++++ Input data

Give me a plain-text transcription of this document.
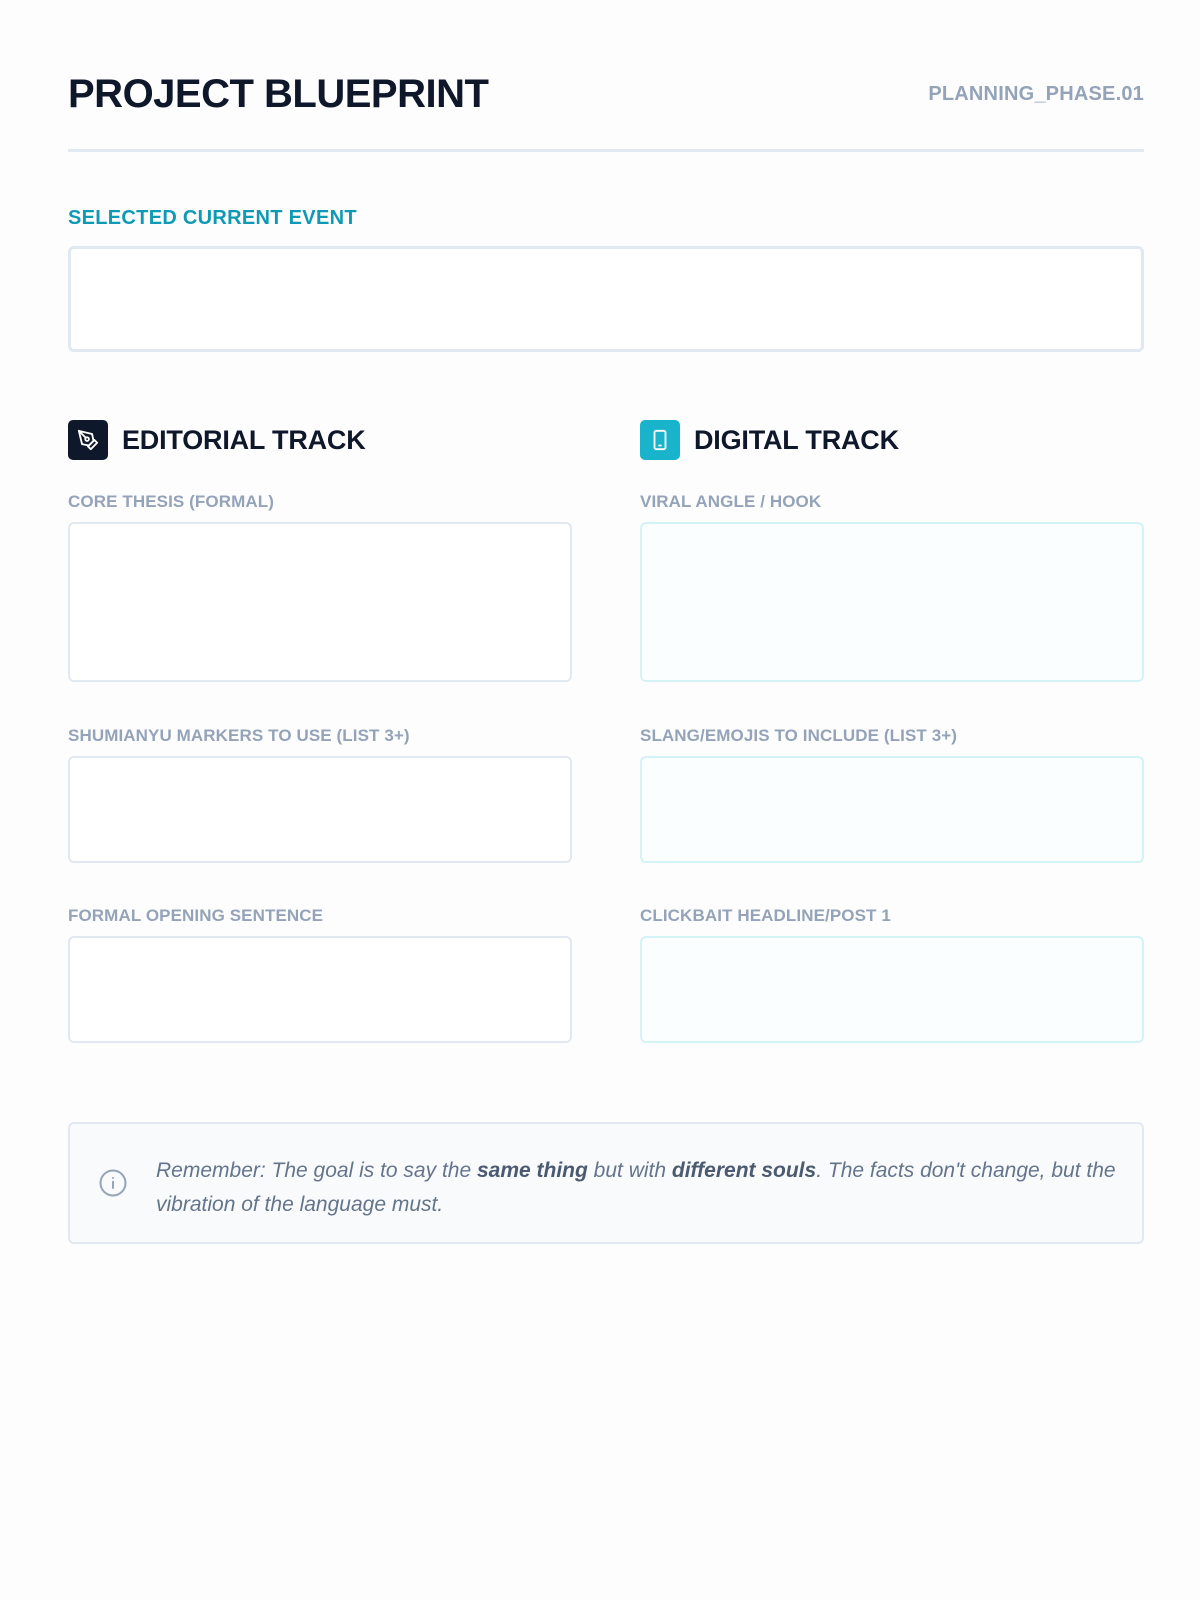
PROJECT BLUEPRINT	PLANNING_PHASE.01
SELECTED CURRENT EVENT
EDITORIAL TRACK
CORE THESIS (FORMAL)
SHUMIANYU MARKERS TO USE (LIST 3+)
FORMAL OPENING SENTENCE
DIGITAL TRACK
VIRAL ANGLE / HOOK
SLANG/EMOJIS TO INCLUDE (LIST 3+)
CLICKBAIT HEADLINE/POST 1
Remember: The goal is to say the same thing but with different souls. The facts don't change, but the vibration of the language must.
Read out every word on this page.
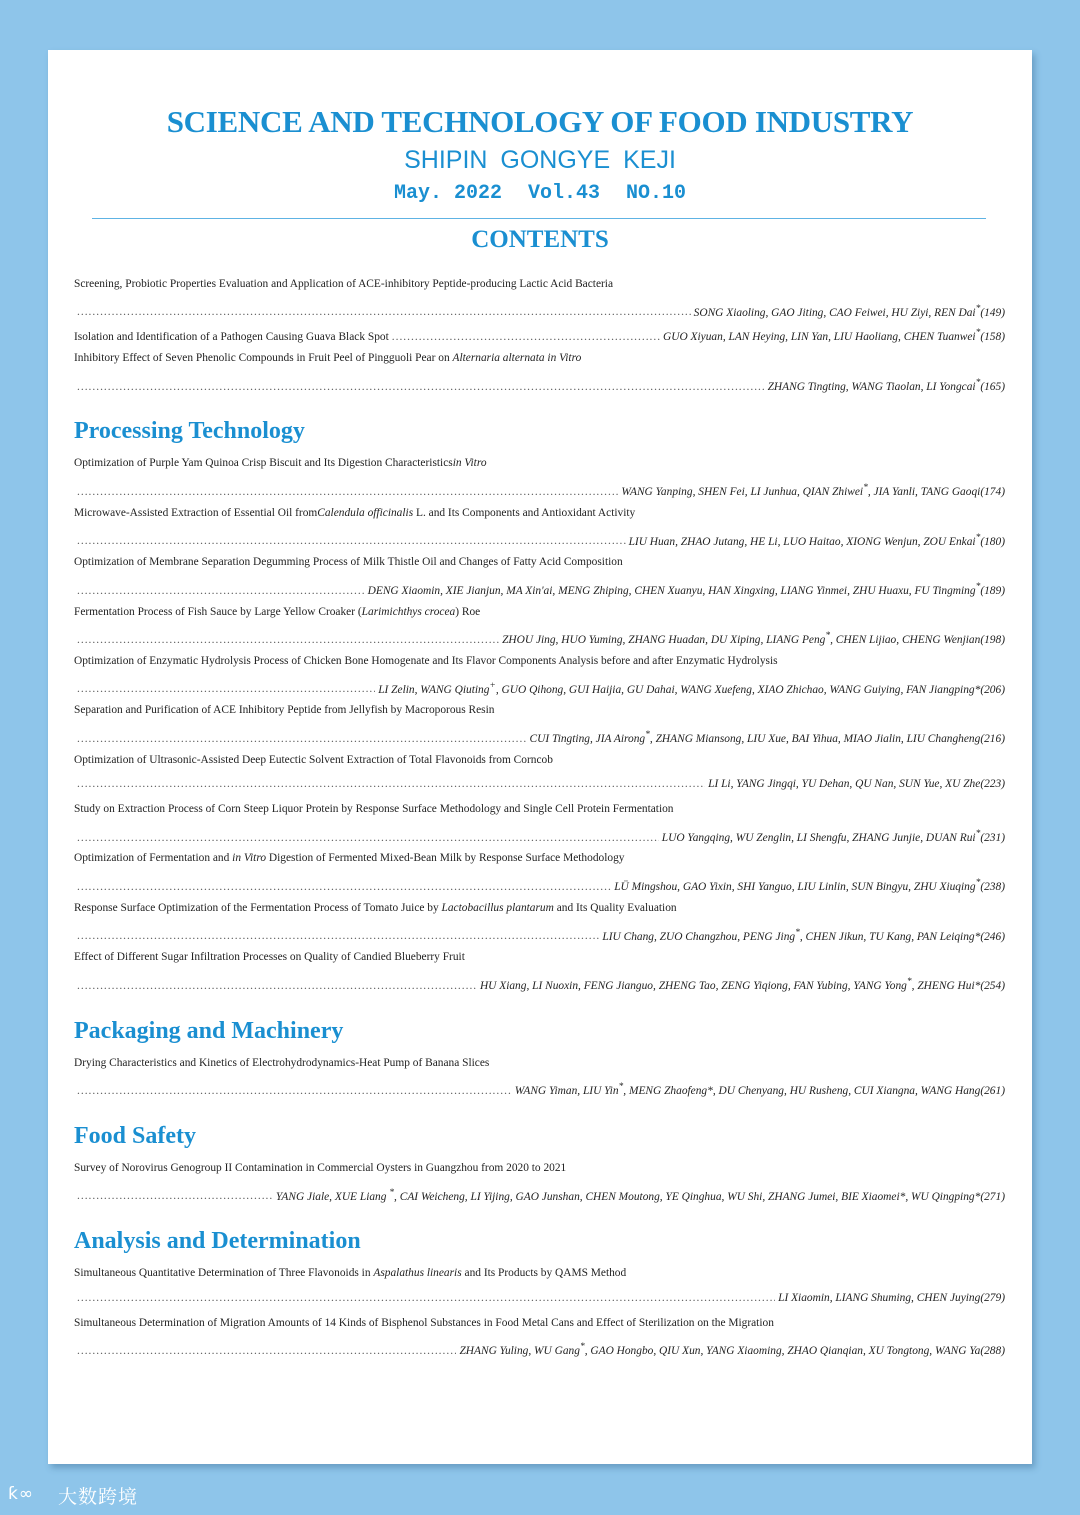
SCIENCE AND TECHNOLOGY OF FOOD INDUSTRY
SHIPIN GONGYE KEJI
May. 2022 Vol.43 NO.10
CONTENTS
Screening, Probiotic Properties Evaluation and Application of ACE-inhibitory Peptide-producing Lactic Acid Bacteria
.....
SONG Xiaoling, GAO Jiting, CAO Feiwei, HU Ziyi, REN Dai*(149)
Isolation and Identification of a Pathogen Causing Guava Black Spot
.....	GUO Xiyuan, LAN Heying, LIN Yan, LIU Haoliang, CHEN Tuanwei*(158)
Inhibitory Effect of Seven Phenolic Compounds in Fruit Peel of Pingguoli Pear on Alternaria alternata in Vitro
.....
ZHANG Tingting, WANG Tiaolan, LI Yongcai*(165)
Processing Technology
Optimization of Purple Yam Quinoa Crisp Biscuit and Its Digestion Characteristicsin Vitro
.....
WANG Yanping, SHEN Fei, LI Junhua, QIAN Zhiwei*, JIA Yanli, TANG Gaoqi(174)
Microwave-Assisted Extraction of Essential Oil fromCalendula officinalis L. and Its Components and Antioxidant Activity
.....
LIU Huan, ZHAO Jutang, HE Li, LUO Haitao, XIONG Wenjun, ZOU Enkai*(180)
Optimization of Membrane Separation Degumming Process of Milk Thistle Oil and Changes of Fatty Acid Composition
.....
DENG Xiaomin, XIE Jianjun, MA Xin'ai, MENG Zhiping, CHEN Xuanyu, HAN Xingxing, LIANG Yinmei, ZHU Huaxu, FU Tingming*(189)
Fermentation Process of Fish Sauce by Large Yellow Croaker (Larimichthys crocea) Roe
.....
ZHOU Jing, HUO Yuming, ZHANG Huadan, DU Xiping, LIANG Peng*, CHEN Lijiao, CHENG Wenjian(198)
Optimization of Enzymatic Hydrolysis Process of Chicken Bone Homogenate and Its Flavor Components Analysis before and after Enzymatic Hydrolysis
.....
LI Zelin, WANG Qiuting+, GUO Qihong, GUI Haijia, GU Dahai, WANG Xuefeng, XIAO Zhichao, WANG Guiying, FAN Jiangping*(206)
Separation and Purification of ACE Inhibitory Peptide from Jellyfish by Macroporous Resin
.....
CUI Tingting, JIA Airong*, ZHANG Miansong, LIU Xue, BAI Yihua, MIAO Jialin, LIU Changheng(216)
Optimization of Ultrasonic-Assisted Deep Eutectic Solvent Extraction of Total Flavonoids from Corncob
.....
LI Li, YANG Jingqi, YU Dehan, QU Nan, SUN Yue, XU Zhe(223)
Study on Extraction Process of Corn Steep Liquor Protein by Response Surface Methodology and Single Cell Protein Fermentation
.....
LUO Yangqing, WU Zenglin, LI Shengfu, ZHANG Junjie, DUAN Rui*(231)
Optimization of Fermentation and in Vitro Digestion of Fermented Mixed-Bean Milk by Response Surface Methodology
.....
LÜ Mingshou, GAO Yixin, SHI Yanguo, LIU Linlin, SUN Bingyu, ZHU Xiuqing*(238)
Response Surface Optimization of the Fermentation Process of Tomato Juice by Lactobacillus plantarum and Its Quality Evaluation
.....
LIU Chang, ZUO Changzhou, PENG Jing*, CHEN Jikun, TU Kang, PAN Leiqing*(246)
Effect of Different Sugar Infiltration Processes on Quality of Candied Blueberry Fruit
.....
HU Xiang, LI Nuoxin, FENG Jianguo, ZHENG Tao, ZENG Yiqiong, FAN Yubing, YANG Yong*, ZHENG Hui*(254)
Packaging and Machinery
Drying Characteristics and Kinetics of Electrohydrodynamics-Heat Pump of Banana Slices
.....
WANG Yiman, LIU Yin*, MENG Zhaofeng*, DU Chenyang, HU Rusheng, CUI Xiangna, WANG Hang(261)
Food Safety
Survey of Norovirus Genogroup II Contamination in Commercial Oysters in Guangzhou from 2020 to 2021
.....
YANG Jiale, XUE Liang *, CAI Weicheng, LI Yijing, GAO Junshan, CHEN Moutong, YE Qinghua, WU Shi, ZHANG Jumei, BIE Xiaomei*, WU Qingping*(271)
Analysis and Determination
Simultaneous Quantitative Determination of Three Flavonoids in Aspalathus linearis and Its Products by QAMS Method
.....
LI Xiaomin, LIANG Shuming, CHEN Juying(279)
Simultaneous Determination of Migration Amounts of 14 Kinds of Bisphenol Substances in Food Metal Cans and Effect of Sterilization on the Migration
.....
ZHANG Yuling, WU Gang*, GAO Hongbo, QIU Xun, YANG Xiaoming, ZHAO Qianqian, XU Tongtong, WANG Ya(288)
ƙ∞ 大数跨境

++++++++
++++ Input data

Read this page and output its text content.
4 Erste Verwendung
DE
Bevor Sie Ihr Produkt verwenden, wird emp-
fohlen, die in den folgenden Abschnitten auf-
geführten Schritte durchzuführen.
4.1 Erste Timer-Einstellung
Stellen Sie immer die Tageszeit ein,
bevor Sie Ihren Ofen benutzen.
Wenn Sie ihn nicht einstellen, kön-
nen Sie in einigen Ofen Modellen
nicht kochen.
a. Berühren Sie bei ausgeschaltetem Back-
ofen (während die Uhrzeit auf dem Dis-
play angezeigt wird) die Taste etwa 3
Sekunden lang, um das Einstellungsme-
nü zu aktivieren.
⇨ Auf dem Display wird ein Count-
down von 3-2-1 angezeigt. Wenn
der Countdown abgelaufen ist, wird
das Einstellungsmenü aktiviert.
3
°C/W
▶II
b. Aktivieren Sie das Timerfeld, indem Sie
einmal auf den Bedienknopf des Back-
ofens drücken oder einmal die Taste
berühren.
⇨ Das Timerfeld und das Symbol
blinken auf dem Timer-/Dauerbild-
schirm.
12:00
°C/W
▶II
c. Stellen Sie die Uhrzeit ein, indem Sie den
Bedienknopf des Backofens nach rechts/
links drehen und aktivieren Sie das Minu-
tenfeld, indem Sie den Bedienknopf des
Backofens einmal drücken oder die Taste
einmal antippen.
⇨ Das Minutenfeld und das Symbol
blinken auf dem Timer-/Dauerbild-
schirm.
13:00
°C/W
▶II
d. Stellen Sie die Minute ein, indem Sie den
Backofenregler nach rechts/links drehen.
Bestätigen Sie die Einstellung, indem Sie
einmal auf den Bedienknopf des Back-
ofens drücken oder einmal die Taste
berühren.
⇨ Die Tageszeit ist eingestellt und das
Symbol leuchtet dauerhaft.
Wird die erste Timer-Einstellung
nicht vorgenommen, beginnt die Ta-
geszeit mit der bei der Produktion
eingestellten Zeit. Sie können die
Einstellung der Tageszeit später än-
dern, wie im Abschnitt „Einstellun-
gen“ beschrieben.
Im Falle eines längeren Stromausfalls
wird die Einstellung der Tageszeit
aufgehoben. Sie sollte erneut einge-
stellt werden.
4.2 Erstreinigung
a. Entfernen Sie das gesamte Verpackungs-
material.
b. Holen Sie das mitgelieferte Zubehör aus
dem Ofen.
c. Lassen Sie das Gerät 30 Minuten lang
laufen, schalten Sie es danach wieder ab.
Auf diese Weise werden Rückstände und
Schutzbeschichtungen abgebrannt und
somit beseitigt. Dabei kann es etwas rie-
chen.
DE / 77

++++++++

Work to be completed
Scan the records for the word "Digestion" and copy every line where it is found.

Result
Optimization of Purple Yam Quinoa Crisp Biscuit and Its Digestion Characteristicsin Vitro
Optimization of Fermentation and in Vitro Digestion of Fermented Mixed-Bean Milk by Response Surface Methodology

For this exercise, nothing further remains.